- WORK TO BE COMPLETED
Set down every entry again word for word, please, but skip the pictures.

[Entries from a visual dataset]
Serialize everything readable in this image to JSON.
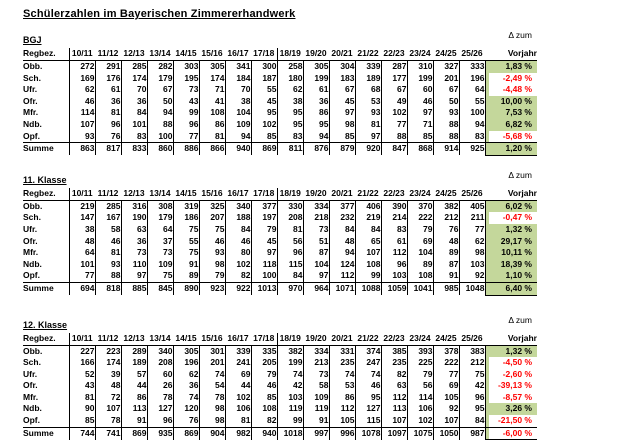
{
  "page": {
    "title": "Schülerzahlen im Bayerischen Zimmererhandwerk"
  },
  "columns": {
    "row_header": "Regbez.",
    "years": [
      "10/11",
      "11/12",
      "12/13",
      "13/14",
      "14/15",
      "15/16",
      "16/17",
      "17/18",
      "18/19",
      "19/20",
      "20/21",
      "21/22",
      "22/23",
      "23/24",
      "24/25",
      "25/26"
    ],
    "delta_header_line1": "Δ zum",
    "delta_header_line2": "Vorjahr"
  },
  "colors": {
    "positive_bg": "#c4d79b",
    "negative_text": "#ff0000",
    "border": "#000000"
  },
  "tables": [
    {
      "label": "BGJ",
      "rows": [
        {
          "name": "Obb.",
          "values": [
            272,
            291,
            285,
            282,
            303,
            305,
            341,
            300,
            258,
            305,
            304,
            339,
            287,
            310,
            327,
            333
          ],
          "delta": "1,83 %",
          "trend": "positive"
        },
        {
          "name": "Sch.",
          "values": [
            169,
            176,
            174,
            179,
            195,
            174,
            184,
            187,
            180,
            199,
            183,
            189,
            177,
            199,
            201,
            196
          ],
          "delta": "-2,49 %",
          "trend": "negative"
        },
        {
          "name": "Ufr.",
          "values": [
            62,
            61,
            70,
            67,
            73,
            71,
            70,
            55,
            62,
            61,
            67,
            68,
            67,
            60,
            67,
            64
          ],
          "delta": "-4,48 %",
          "trend": "negative"
        },
        {
          "name": "Ofr.",
          "values": [
            46,
            36,
            36,
            50,
            43,
            41,
            38,
            45,
            38,
            36,
            45,
            53,
            49,
            46,
            50,
            55
          ],
          "delta": "10,00 %",
          "trend": "positive"
        },
        {
          "name": "Mfr.",
          "values": [
            114,
            81,
            84,
            94,
            99,
            108,
            104,
            95,
            95,
            86,
            97,
            93,
            102,
            97,
            93,
            100
          ],
          "delta": "7,53 %",
          "trend": "positive"
        },
        {
          "name": "Ndb.",
          "values": [
            107,
            96,
            101,
            88,
            96,
            86,
            109,
            102,
            95,
            95,
            98,
            81,
            77,
            71,
            88,
            94
          ],
          "delta": "6,82 %",
          "trend": "positive"
        },
        {
          "name": "Opf.",
          "values": [
            93,
            76,
            83,
            100,
            77,
            81,
            94,
            85,
            83,
            94,
            85,
            97,
            88,
            85,
            88,
            83
          ],
          "delta": "-5,68 %",
          "trend": "negative"
        },
        {
          "name": "Summe",
          "values": [
            863,
            817,
            833,
            860,
            886,
            866,
            940,
            869,
            811,
            876,
            879,
            920,
            847,
            868,
            914,
            925
          ],
          "delta": "1,20 %",
          "trend": "positive",
          "total": true
        }
      ]
    },
    {
      "label": "11. Klasse",
      "rows": [
        {
          "name": "Obb.",
          "values": [
            219,
            285,
            316,
            308,
            319,
            325,
            340,
            377,
            330,
            334,
            377,
            406,
            390,
            370,
            382,
            405
          ],
          "delta": "6,02 %",
          "trend": "positive"
        },
        {
          "name": "Sch.",
          "values": [
            147,
            167,
            190,
            179,
            186,
            207,
            188,
            197,
            208,
            218,
            232,
            219,
            214,
            222,
            212,
            211
          ],
          "delta": "-0,47 %",
          "trend": "negative"
        },
        {
          "name": "Ufr.",
          "values": [
            38,
            58,
            63,
            64,
            75,
            75,
            84,
            79,
            81,
            73,
            84,
            84,
            83,
            79,
            76,
            77
          ],
          "delta": "1,32 %",
          "trend": "positive"
        },
        {
          "name": "Ofr.",
          "values": [
            48,
            46,
            36,
            37,
            55,
            46,
            46,
            45,
            56,
            51,
            48,
            65,
            61,
            69,
            48,
            62
          ],
          "delta": "29,17 %",
          "trend": "positive"
        },
        {
          "name": "Mfr.",
          "values": [
            64,
            81,
            73,
            73,
            75,
            93,
            80,
            97,
            96,
            87,
            94,
            107,
            112,
            104,
            89,
            98
          ],
          "delta": "10,11 %",
          "trend": "positive"
        },
        {
          "name": "Ndb.",
          "values": [
            101,
            93,
            110,
            109,
            91,
            98,
            102,
            118,
            115,
            104,
            124,
            108,
            96,
            89,
            87,
            103
          ],
          "delta": "18,39 %",
          "trend": "positive"
        },
        {
          "name": "Opf.",
          "values": [
            77,
            88,
            97,
            75,
            89,
            79,
            82,
            100,
            84,
            97,
            112,
            99,
            103,
            108,
            91,
            92
          ],
          "delta": "1,10 %",
          "trend": "positive"
        },
        {
          "name": "Summe",
          "values": [
            694,
            818,
            885,
            845,
            890,
            923,
            922,
            1013,
            970,
            964,
            1071,
            1088,
            1059,
            1041,
            985,
            1048
          ],
          "delta": "6,40 %",
          "trend": "positive",
          "total": true
        }
      ]
    },
    {
      "label": "12. Klasse",
      "rows": [
        {
          "name": "Obb.",
          "values": [
            227,
            223,
            289,
            340,
            305,
            301,
            339,
            335,
            382,
            334,
            331,
            374,
            385,
            393,
            378,
            383
          ],
          "delta": "1,32 %",
          "trend": "positive"
        },
        {
          "name": "Sch.",
          "values": [
            166,
            174,
            189,
            208,
            196,
            201,
            241,
            205,
            199,
            213,
            235,
            247,
            235,
            225,
            222,
            212
          ],
          "delta": "-4,50 %",
          "trend": "negative"
        },
        {
          "name": "Ufr.",
          "values": [
            52,
            39,
            57,
            60,
            62,
            74,
            69,
            79,
            74,
            73,
            74,
            74,
            82,
            79,
            77,
            75
          ],
          "delta": "-2,60 %",
          "trend": "negative"
        },
        {
          "name": "Ofr.",
          "values": [
            43,
            48,
            44,
            26,
            36,
            54,
            44,
            46,
            42,
            58,
            53,
            46,
            63,
            56,
            69,
            42
          ],
          "delta": "-39,13 %",
          "trend": "negative"
        },
        {
          "name": "Mfr.",
          "values": [
            81,
            72,
            86,
            78,
            74,
            78,
            102,
            85,
            103,
            109,
            86,
            95,
            112,
            114,
            105,
            96
          ],
          "delta": "-8,57 %",
          "trend": "negative"
        },
        {
          "name": "Ndb.",
          "values": [
            90,
            107,
            113,
            127,
            120,
            98,
            106,
            108,
            119,
            119,
            112,
            127,
            113,
            106,
            92,
            95
          ],
          "delta": "3,26 %",
          "trend": "positive"
        },
        {
          "name": "Opf.",
          "values": [
            85,
            78,
            91,
            96,
            76,
            98,
            81,
            82,
            99,
            91,
            105,
            115,
            107,
            102,
            107,
            84
          ],
          "delta": "-21,50 %",
          "trend": "negative"
        },
        {
          "name": "Summe",
          "values": [
            744,
            741,
            869,
            935,
            869,
            904,
            982,
            940,
            1018,
            997,
            996,
            1078,
            1097,
            1075,
            1050,
            987
          ],
          "delta": "-6,00 %",
          "trend": "negative",
          "total": true
        }
      ]
    }
  ]
}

- TASK SOLUTION
Serialize everything readable in this image to JSON.
{
  "page": {
    "title": "Schülerzahlen im Bayerischen Zimmererhandwerk"
  },
  "columns": {
    "row_header": "Regbez.",
    "years": [
      "10/11",
      "11/12",
      "12/13",
      "13/14",
      "14/15",
      "15/16",
      "16/17",
      "17/18",
      "18/19",
      "19/20",
      "20/21",
      "21/22",
      "22/23",
      "23/24",
      "24/25",
      "25/26"
    ],
    "delta_header_line1": "Δ zum",
    "delta_header_line2": "Vorjahr"
  },
  "colors": {
    "positive_bg": "#c4d79b",
    "negative_text": "#ff0000",
    "border": "#000000"
  },
  "tables": [
    {
      "label": "BGJ",
      "rows": [
        {
          "name": "Obb.",
          "values": [
            272,
            291,
            285,
            282,
            303,
            305,
            341,
            300,
            258,
            305,
            304,
            339,
            287,
            310,
            327,
            333
          ],
          "delta": "1,83 %",
          "trend": "positive"
        },
        {
          "name": "Sch.",
          "values": [
            169,
            176,
            174,
            179,
            195,
            174,
            184,
            187,
            180,
            199,
            183,
            189,
            177,
            199,
            201,
            196
          ],
          "delta": "-2,49 %",
          "trend": "negative"
        },
        {
          "name": "Ufr.",
          "values": [
            62,
            61,
            70,
            67,
            73,
            71,
            70,
            55,
            62,
            61,
            67,
            68,
            67,
            60,
            67,
            64
          ],
          "delta": "-4,48 %",
          "trend": "negative"
        },
        {
          "name": "Ofr.",
          "values": [
            46,
            36,
            36,
            50,
            43,
            41,
            38,
            45,
            38,
            36,
            45,
            53,
            49,
            46,
            50,
            55
          ],
          "delta": "10,00 %",
          "trend": "positive"
        },
        {
          "name": "Mfr.",
          "values": [
            114,
            81,
            84,
            94,
            99,
            108,
            104,
            95,
            95,
            86,
            97,
            93,
            102,
            97,
            93,
            100
          ],
          "delta": "7,53 %",
          "trend": "positive"
        },
        {
          "name": "Ndb.",
          "values": [
            107,
            96,
            101,
            88,
            96,
            86,
            109,
            102,
            95,
            95,
            98,
            81,
            77,
            71,
            88,
            94
          ],
          "delta": "6,82 %",
          "trend": "positive"
        },
        {
          "name": "Opf.",
          "values": [
            93,
            76,
            83,
            100,
            77,
            81,
            94,
            85,
            83,
            94,
            85,
            97,
            88,
            85,
            88,
            83
          ],
          "delta": "-5,68 %",
          "trend": "negative"
        },
        {
          "name": "Summe",
          "values": [
            863,
            817,
            833,
            860,
            886,
            866,
            940,
            869,
            811,
            876,
            879,
            920,
            847,
            868,
            914,
            925
          ],
          "delta": "1,20 %",
          "trend": "positive",
          "total": true
        }
      ]
    },
    {
      "label": "11. Klasse",
      "rows": [
        {
          "name": "Obb.",
          "values": [
            219,
            285,
            316,
            308,
            319,
            325,
            340,
            377,
            330,
            334,
            377,
            406,
            390,
            370,
            382,
            405
          ],
          "delta": "6,02 %",
          "trend": "positive"
        },
        {
          "name": "Sch.",
          "values": [
            147,
            167,
            190,
            179,
            186,
            207,
            188,
            197,
            208,
            218,
            232,
            219,
            214,
            222,
            212,
            211
          ],
          "delta": "-0,47 %",
          "trend": "negative"
        },
        {
          "name": "Ufr.",
          "values": [
            38,
            58,
            63,
            64,
            75,
            75,
            84,
            79,
            81,
            73,
            84,
            84,
            83,
            79,
            76,
            77
          ],
          "delta": "1,32 %",
          "trend": "positive"
        },
        {
          "name": "Ofr.",
          "values": [
            48,
            46,
            36,
            37,
            55,
            46,
            46,
            45,
            56,
            51,
            48,
            65,
            61,
            69,
            48,
            62
          ],
          "delta": "29,17 %",
          "trend": "positive"
        },
        {
          "name": "Mfr.",
          "values": [
            64,
            81,
            73,
            73,
            75,
            93,
            80,
            97,
            96,
            87,
            94,
            107,
            112,
            104,
            89,
            98
          ],
          "delta": "10,11 %",
          "trend": "positive"
        },
        {
          "name": "Ndb.",
          "values": [
            101,
            93,
            110,
            109,
            91,
            98,
            102,
            118,
            115,
            104,
            124,
            108,
            96,
            89,
            87,
            103
          ],
          "delta": "18,39 %",
          "trend": "positive"
        },
        {
          "name": "Opf.",
          "values": [
            77,
            88,
            97,
            75,
            89,
            79,
            82,
            100,
            84,
            97,
            112,
            99,
            103,
            108,
            91,
            92
          ],
          "delta": "1,10 %",
          "trend": "positive"
        },
        {
          "name": "Summe",
          "values": [
            694,
            818,
            885,
            845,
            890,
            923,
            922,
            1013,
            970,
            964,
            1071,
            1088,
            1059,
            1041,
            985,
            1048
          ],
          "delta": "6,40 %",
          "trend": "positive",
          "total": true
        }
      ]
    },
    {
      "label": "12. Klasse",
      "rows": [
        {
          "name": "Obb.",
          "values": [
            227,
            223,
            289,
            340,
            305,
            301,
            339,
            335,
            382,
            334,
            331,
            374,
            385,
            393,
            378,
            383
          ],
          "delta": "1,32 %",
          "trend": "positive"
        },
        {
          "name": "Sch.",
          "values": [
            166,
            174,
            189,
            208,
            196,
            201,
            241,
            205,
            199,
            213,
            235,
            247,
            235,
            225,
            222,
            212
          ],
          "delta": "-4,50 %",
          "trend": "negative"
        },
        {
          "name": "Ufr.",
          "values": [
            52,
            39,
            57,
            60,
            62,
            74,
            69,
            79,
            74,
            73,
            74,
            74,
            82,
            79,
            77,
            75
          ],
          "delta": "-2,60 %",
          "trend": "negative"
        },
        {
          "name": "Ofr.",
          "values": [
            43,
            48,
            44,
            26,
            36,
            54,
            44,
            46,
            42,
            58,
            53,
            46,
            63,
            56,
            69,
            42
          ],
          "delta": "-39,13 %",
          "trend": "negative"
        },
        {
          "name": "Mfr.",
          "values": [
            81,
            72,
            86,
            78,
            74,
            78,
            102,
            85,
            103,
            109,
            86,
            95,
            112,
            114,
            105,
            96
          ],
          "delta": "-8,57 %",
          "trend": "negative"
        },
        {
          "name": "Ndb.",
          "values": [
            90,
            107,
            113,
            127,
            120,
            98,
            106,
            108,
            119,
            119,
            112,
            127,
            113,
            106,
            92,
            95
          ],
          "delta": "3,26 %",
          "trend": "positive"
        },
        {
          "name": "Opf.",
          "values": [
            85,
            78,
            91,
            96,
            76,
            98,
            81,
            82,
            99,
            91,
            105,
            115,
            107,
            102,
            107,
            84
          ],
          "delta": "-21,50 %",
          "trend": "negative"
        },
        {
          "name": "Summe",
          "values": [
            744,
            741,
            869,
            935,
            869,
            904,
            982,
            940,
            1018,
            997,
            996,
            1078,
            1097,
            1075,
            1050,
            987
          ],
          "delta": "-6,00 %",
          "trend": "negative",
          "total": true
        }
      ]
    }
  ]
}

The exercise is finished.